The turn-over seems to be on-going... I work with them for a month or so, then it dries up...then a month or so goes by with no work from'em, and I get a call asking for help...an it's a new person I've never heard of before...


----------



## mtmtnman (May 1, 2012)

Still working on this. Counted 138 tires. No idea on paint. Between the rest of the crap and mobile homes around 400 cu yds.


----------



## mtmtnman (May 1, 2012)

More......


----------



## mtmtnman (May 1, 2012)

More including Satellite view showing all the crap spread everywhere. The Satellite image is nearly current.....


----------



## hammerhead (Apr 26, 2012)

all that lumber around there I sure hope it does not Accidentally catch on fire.:innocent::innocent:


----------



## mtmtnman (May 1, 2012)

If it was for anyone else but Screwguard we would dig a pit and burn it.  Screwguard requires segmented load photos. I'm bidding this high as i don't want the PITA of having to take progressive load photos Ect and then get SCREWED in the end by them. I'm actually going to bid it direct with the bank as well because the EX agent gave me their contact info. I'm pretty sure i'll come in less than the SG bids. Did a 400 yarder direct with Fannie last year. I gave Fannie the same price i gave the national (net to me) $12,500 and the national kicked it to the bank at 18K. The National though they where gonna cut a fat hog and i got the last laugh!!! BTW, 1/3 of that job was burned on site.............


----------



## BPWY (Apr 12, 2012)

All that weathered wood if its still solid should bring a pretty penny if you find the right guy!!!!!


Don't burn it before searching craigslist.


----------



## mtmtnman (May 1, 2012)

BPWY said:


> All that weathered wood if its still solid should bring a pretty penny if you find the right guy!!!!!
> 
> 
> Don't burn it before searching craigslist.


It's all half log siding. If it was barn boards it would be a lot better...


----------



## PropPresPro (Apr 12, 2012)

Hey Matt, I'm looking for a 7 gallon bucket. You don't happen to know where one is do you? :whistling2:


----------



## mtmtnman (May 1, 2012)

PropPresPro said:


> Hey Matt, I'm looking for a 7 gallon bucket. You don't happen to know where one is do you? :whistling2:




LOL!! I looked for the same thing there yesterday. Just a bunch of 5's..............


----------



## BRADSConst (Oct 2, 2012)

:: EXERCISE DATA ::

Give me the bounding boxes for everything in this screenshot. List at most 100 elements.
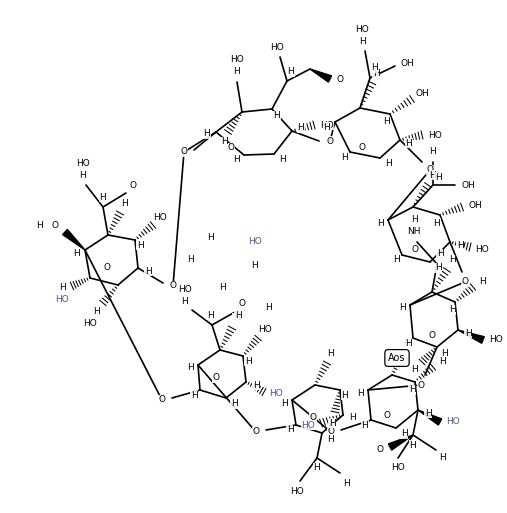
Text: H: H [449, 255, 455, 265]
Text: H: H [442, 348, 448, 358]
Text: H: H [480, 278, 486, 286]
Text: H: H [281, 399, 287, 407]
Polygon shape [458, 330, 484, 343]
Text: HO: HO [489, 336, 503, 345]
Text: H: H [314, 464, 320, 472]
Polygon shape [418, 410, 442, 425]
Text: H: H [59, 284, 65, 292]
Text: O: O [52, 221, 58, 229]
Text: H: H [425, 408, 431, 418]
Text: H: H [99, 192, 106, 202]
Text: H: H [207, 310, 213, 320]
Text: H: H [410, 441, 416, 449]
Text: HO: HO [258, 326, 272, 334]
Text: H: H [356, 388, 364, 398]
Text: HO: HO [270, 43, 284, 51]
Text: H: H [434, 264, 442, 272]
Text: H: H [80, 170, 86, 180]
Polygon shape [63, 229, 85, 250]
Text: H: H [328, 348, 335, 358]
Text: H: H [399, 304, 406, 312]
Text: HO: HO [153, 213, 167, 223]
Text: O: O [426, 166, 433, 174]
Text: O: O [337, 74, 344, 84]
Text: H: H [361, 421, 369, 429]
Text: H: H [411, 215, 417, 225]
Text: H: H [204, 129, 210, 139]
Text: H: H [187, 255, 193, 265]
Text: H: H [437, 249, 444, 259]
Text: H: H [401, 429, 408, 439]
Text: O: O [103, 264, 111, 272]
Text: O: O [461, 278, 468, 286]
Text: O: O [328, 427, 335, 437]
Text: O: O [252, 427, 260, 437]
Text: H: H [329, 419, 335, 427]
Text: O: O [358, 143, 366, 151]
Text: H: H [286, 425, 294, 435]
Text: H: H [358, 36, 366, 46]
Text: H: H [136, 241, 143, 249]
Text: O: O [169, 282, 176, 290]
Text: H: H [144, 266, 152, 275]
Text: H: H [74, 248, 81, 258]
Text: OH: OH [461, 181, 475, 189]
Text: H: H [404, 339, 410, 347]
Text: H: H [406, 139, 412, 148]
Text: H: H [405, 339, 411, 347]
Text: H: H [207, 233, 213, 243]
Text: H: H [233, 155, 239, 165]
Text: H: H [265, 304, 271, 312]
Text: H: H [93, 306, 99, 315]
Text: H: H [327, 435, 334, 444]
Text: HO: HO [83, 319, 97, 327]
Text: H: H [440, 453, 446, 463]
Text: O: O [212, 373, 220, 383]
Text: O: O [180, 148, 188, 156]
Text: H: H [298, 124, 304, 132]
Text: O: O [228, 144, 235, 152]
Text: H: H [341, 152, 347, 162]
Text: OH: OH [400, 60, 414, 69]
Text: H: H [36, 221, 43, 229]
Text: H: H [234, 68, 240, 76]
Text: H: H [252, 381, 260, 389]
Text: H: H [464, 328, 472, 338]
Text: NH: NH [407, 227, 421, 236]
Text: HO: HO [55, 295, 69, 305]
Text: H: H [121, 199, 127, 207]
Text: H: H [279, 155, 285, 165]
Text: O: O [383, 410, 390, 420]
Text: OH: OH [468, 201, 482, 209]
Text: HO: HO [355, 25, 369, 33]
Text: H: H [429, 148, 437, 156]
Text: H: H [287, 68, 295, 76]
Text: H: H [244, 357, 251, 365]
Text: HO: HO [446, 418, 460, 426]
Text: HO: HO [178, 286, 192, 294]
Text: HO: HO [320, 121, 334, 129]
Text: O: O [238, 300, 245, 308]
Text: H: H [344, 479, 350, 487]
Text: H: H [221, 137, 227, 147]
Text: H: H [371, 64, 377, 72]
Text: H: H [384, 117, 390, 127]
Text: H: H [457, 241, 463, 249]
Text: H: H [429, 170, 437, 180]
Text: HO: HO [391, 464, 405, 472]
Text: H: H [251, 261, 259, 269]
Text: H: H [233, 313, 239, 323]
Text: H: H [392, 255, 400, 265]
Polygon shape [310, 69, 332, 82]
Text: H: H [274, 111, 280, 121]
Text: HO: HO [290, 486, 304, 496]
Text: H: H [412, 365, 418, 374]
Text: HO: HO [475, 245, 489, 253]
Text: H: H [434, 172, 442, 182]
Text: OH: OH [415, 89, 429, 98]
Text: O: O [428, 330, 436, 340]
Text: HO: HO [230, 55, 244, 65]
Text: HO: HO [301, 421, 315, 429]
Text: H: H [433, 219, 441, 227]
Text: HO: HO [248, 238, 262, 247]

:: WORK TO COMPLETE ::
• A. In the records, reproduce every line from the line with "Text: H: H [449, 255, 455, 265]" to the line with "Text: OH: OH [400, 60, 414, 69]", including both of those lines.
• B. Pick up the forum thread about the property cleanup job and continue it from where it stops.

:: RESULTS OF THE EXERCISE ::
• A.
Text: H: H [449, 255, 455, 265]
Text: H: H [442, 348, 448, 358]
Text: H: H [480, 278, 486, 286]
Text: H: H [281, 399, 287, 407]
Polygon shape [458, 330, 484, 343]
Text: HO: HO [489, 336, 503, 345]
Text: H: H [314, 464, 320, 472]
Polygon shape [418, 410, 442, 425]
Text: H: H [59, 284, 65, 292]
Text: O: O [52, 221, 58, 229]
Text: H: H [425, 408, 431, 418]
Text: H: H [99, 192, 106, 202]
Text: H: H [207, 310, 213, 320]
Text: H: H [410, 441, 416, 449]
Text: HO: HO [258, 326, 272, 334]
Text: H: H [356, 388, 364, 398]
Text: HO: HO [270, 43, 284, 51]
Text: H: H [434, 264, 442, 272]
Text: H: H [80, 170, 86, 180]
Polygon shape [63, 229, 85, 250]
Text: H: H [328, 348, 335, 358]
Text: H: H [399, 304, 406, 312]
Text: HO: HO [153, 213, 167, 223]
Text: O: O [426, 166, 433, 174]
Text: O: O [337, 74, 344, 84]
Text: H: H [361, 421, 369, 429]
Text: H: H [411, 215, 417, 225]
Text: H: H [204, 129, 210, 139]
Text: H: H [187, 255, 193, 265]
Text: H: H [437, 249, 444, 259]
Text: H: H [401, 429, 408, 439]
Text: O: O [103, 264, 111, 272]
Text: O: O [461, 278, 468, 286]
Text: O: O [328, 427, 335, 437]
Text: O: O [252, 427, 260, 437]
Text: H: H [329, 419, 335, 427]
Text: O: O [358, 143, 366, 151]
Text: H: H [286, 425, 294, 435]
Text: H: H [358, 36, 366, 46]
Text: H: H [136, 241, 143, 249]
Text: O: O [169, 282, 176, 290]
Text: H: H [144, 266, 152, 275]
Text: H: H [74, 248, 81, 258]
Text: OH: OH [461, 181, 475, 189]
Text: H: H [404, 339, 410, 347]
Text: H: H [406, 139, 412, 148]
Text: H: H [405, 339, 411, 347]
Text: H: H [207, 233, 213, 243]
Text: H: H [233, 155, 239, 165]
Text: H: H [265, 304, 271, 312]
Text: H: H [93, 306, 99, 315]
Text: H: H [327, 435, 334, 444]
Text: HO: HO [83, 319, 97, 327]
Text: H: H [440, 453, 446, 463]
Text: O: O [212, 373, 220, 383]
Text: O: O [180, 148, 188, 156]
Text: H: H [298, 124, 304, 132]
Text: O: O [228, 144, 235, 152]
Text: H: H [341, 152, 347, 162]
Text: OH: OH [400, 60, 414, 69]

• B.
I'm just curious, with the shear volume of liquids at that property, does one need a hazmat cert? I would think if you're trucking down the highway with all that crap on you trailer, that wouldn't be legal. 

BPWY, I think you used to drive truck, can you provide any insight on that?


----------



## STARBABY (Apr 12, 2012)

BRADSConst said:


> I'm just curious, with the shear volume of liquids at that property, does one need a hazmat cert? I would think if you're trucking down the highway with all that crap on you trailer, that wouldn't be legal.
> 
> BPWY, I think you used to drive truck, can you provide any insight on that?


 
you`ll be alright just put so plackards on the sides of your trailer and I`m sure DOT will leave you alone! LOL:thumbsup:


----------



## BPWY (Apr 12, 2012)

BRADSConst said:


> I'm just curious, with the shear volume of liquids at that property, does one need a hazmat cert? I would think if you're trucking down the highway with all that crap on you trailer, that wouldn't be legal.
> 
> BPWY, I think you used to drive truck, can you provide any insight on that?




Unless MT has state laws about latex paint hes OK, latex isn't considered a placarded hazard.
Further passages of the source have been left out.